Your task: Transcribe all of the material exactly. Any picture in it should be left out.

Records shown:

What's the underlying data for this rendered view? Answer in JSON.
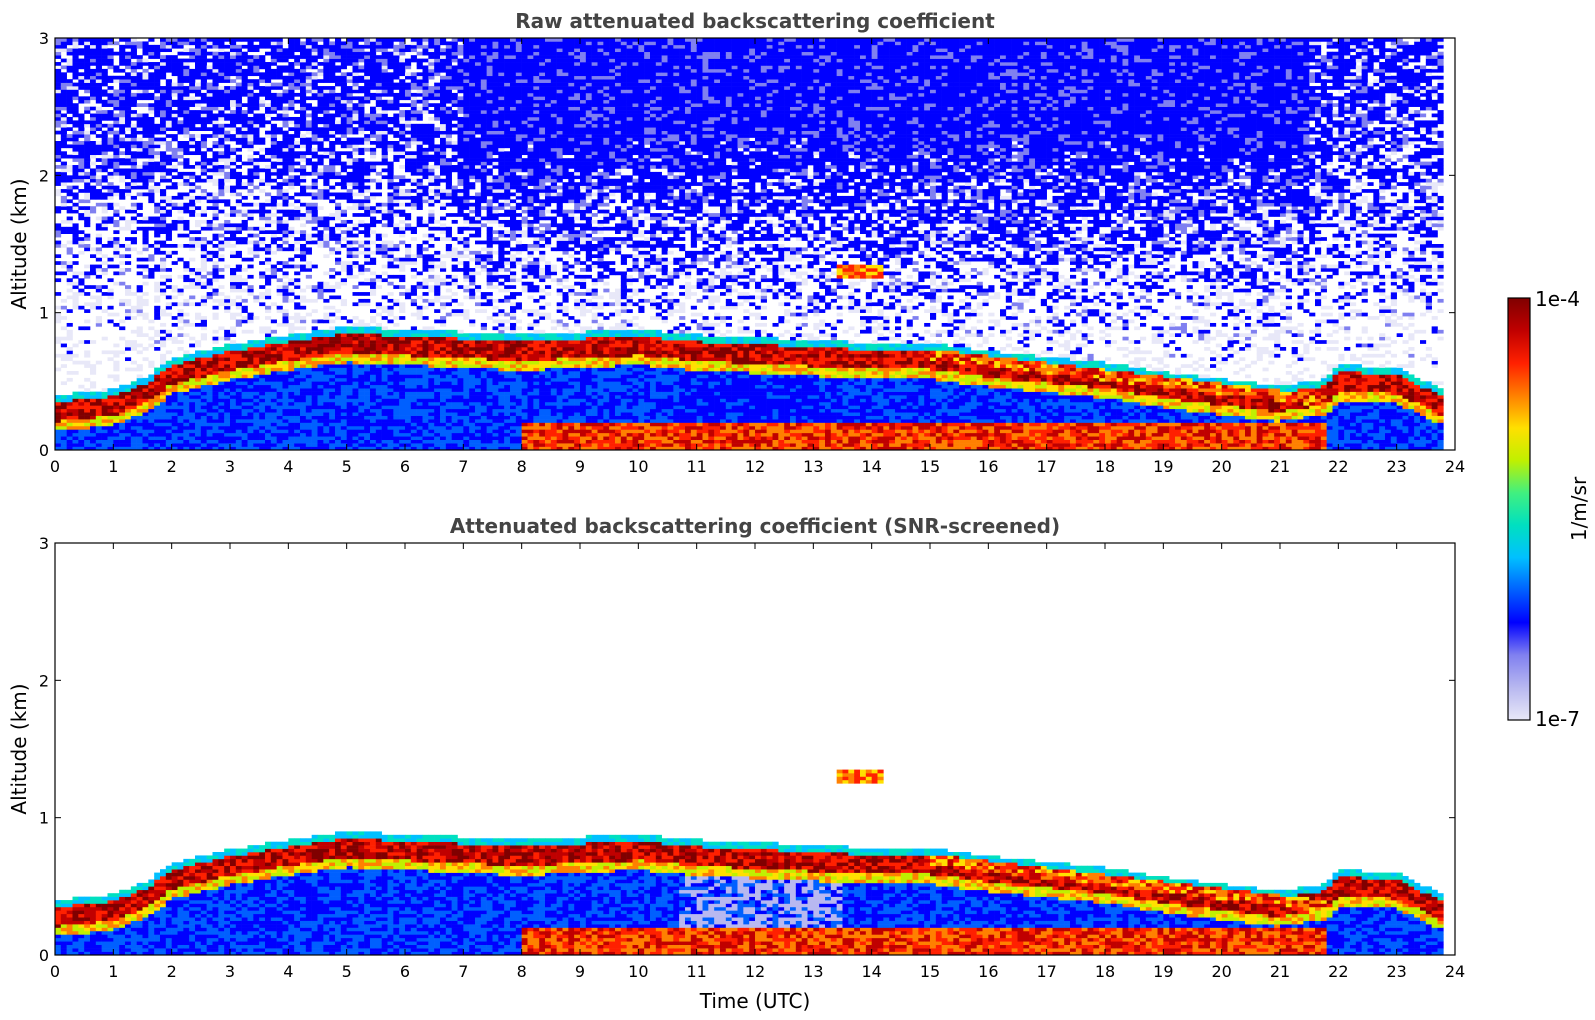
{
  "chart_data": [
    {
      "type": "heatmap",
      "title": "Raw attenuated backscattering coefficient",
      "xlabel": "",
      "ylabel": "Altitude (km)",
      "xlim": [
        0,
        24
      ],
      "ylim": [
        0,
        3
      ],
      "x_ticks": [
        "0",
        "1",
        "2",
        "3",
        "4",
        "5",
        "6",
        "7",
        "8",
        "9",
        "10",
        "11",
        "12",
        "13",
        "14",
        "15",
        "16",
        "17",
        "18",
        "19",
        "20",
        "21",
        "22",
        "23",
        "24"
      ],
      "y_ticks": [
        "0",
        "1",
        "2",
        "3"
      ],
      "boundary_layer_top_km": {
        "time_utc": [
          0,
          1,
          1.6,
          2,
          3,
          4,
          5,
          6,
          7,
          8,
          9,
          10,
          11,
          12,
          13,
          14,
          15,
          16,
          17,
          18,
          19,
          20,
          21,
          21.8,
          22,
          23,
          23.8
        ],
        "altitude_km": [
          0.28,
          0.32,
          0.42,
          0.55,
          0.65,
          0.72,
          0.78,
          0.76,
          0.74,
          0.72,
          0.74,
          0.76,
          0.72,
          0.7,
          0.68,
          0.66,
          0.66,
          0.6,
          0.56,
          0.52,
          0.45,
          0.4,
          0.35,
          0.4,
          0.5,
          0.48,
          0.32
        ]
      },
      "signal_scale": "log"
    },
    {
      "type": "heatmap",
      "title": "Attenuated backscattering coefficient (SNR-screened)",
      "xlabel": "Time (UTC)",
      "ylabel": "Altitude (km)",
      "xlim": [
        0,
        24
      ],
      "ylim": [
        0,
        3
      ],
      "x_ticks": [
        "0",
        "1",
        "2",
        "3",
        "4",
        "5",
        "6",
        "7",
        "8",
        "9",
        "10",
        "11",
        "12",
        "13",
        "14",
        "15",
        "16",
        "17",
        "18",
        "19",
        "20",
        "21",
        "22",
        "23",
        "24"
      ],
      "y_ticks": [
        "0",
        "1",
        "2",
        "3"
      ],
      "signal_scale": "log"
    }
  ],
  "colorbar": {
    "label": "1/m/sr",
    "max_label": "1e-4",
    "min_label": "1e-7",
    "colors": [
      "#e8e8f8",
      "#b8b8f0",
      "#8080f0",
      "#0000ff",
      "#0060ff",
      "#00c0ff",
      "#00e0c0",
      "#40f080",
      "#c0f000",
      "#ffe000",
      "#ff8000",
      "#ff2000",
      "#c00000",
      "#800000"
    ]
  }
}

Written response:
What's the underlying data for this rendered view? Answer in JSON.
{
  "chart_data": [
    {
      "type": "heatmap",
      "title": "Raw attenuated backscattering coefficient",
      "xlabel": "",
      "ylabel": "Altitude (km)",
      "xlim": [
        0,
        24
      ],
      "ylim": [
        0,
        3
      ],
      "x_ticks": [
        "0",
        "1",
        "2",
        "3",
        "4",
        "5",
        "6",
        "7",
        "8",
        "9",
        "10",
        "11",
        "12",
        "13",
        "14",
        "15",
        "16",
        "17",
        "18",
        "19",
        "20",
        "21",
        "22",
        "23",
        "24"
      ],
      "y_ticks": [
        "0",
        "1",
        "2",
        "3"
      ],
      "boundary_layer_top_km": {
        "time_utc": [
          0,
          1,
          1.6,
          2,
          3,
          4,
          5,
          6,
          7,
          8,
          9,
          10,
          11,
          12,
          13,
          14,
          15,
          16,
          17,
          18,
          19,
          20,
          21,
          21.8,
          22,
          23,
          23.8
        ],
        "altitude_km": [
          0.28,
          0.32,
          0.42,
          0.55,
          0.65,
          0.72,
          0.78,
          0.76,
          0.74,
          0.72,
          0.74,
          0.76,
          0.72,
          0.7,
          0.68,
          0.66,
          0.66,
          0.6,
          0.56,
          0.52,
          0.45,
          0.4,
          0.35,
          0.4,
          0.5,
          0.48,
          0.32
        ]
      },
      "signal_scale": "log"
    },
    {
      "type": "heatmap",
      "title": "Attenuated backscattering coefficient (SNR-screened)",
      "xlabel": "Time (UTC)",
      "ylabel": "Altitude (km)",
      "xlim": [
        0,
        24
      ],
      "ylim": [
        0,
        3
      ],
      "x_ticks": [
        "0",
        "1",
        "2",
        "3",
        "4",
        "5",
        "6",
        "7",
        "8",
        "9",
        "10",
        "11",
        "12",
        "13",
        "14",
        "15",
        "16",
        "17",
        "18",
        "19",
        "20",
        "21",
        "22",
        "23",
        "24"
      ],
      "y_ticks": [
        "0",
        "1",
        "2",
        "3"
      ],
      "signal_scale": "log"
    }
  ],
  "colorbar": {
    "label": "1/m/sr",
    "max_label": "1e-4",
    "min_label": "1e-7",
    "colors": [
      "#e8e8f8",
      "#b8b8f0",
      "#8080f0",
      "#0000ff",
      "#0060ff",
      "#00c0ff",
      "#00e0c0",
      "#40f080",
      "#c0f000",
      "#ffe000",
      "#ff8000",
      "#ff2000",
      "#c00000",
      "#800000"
    ]
  }
}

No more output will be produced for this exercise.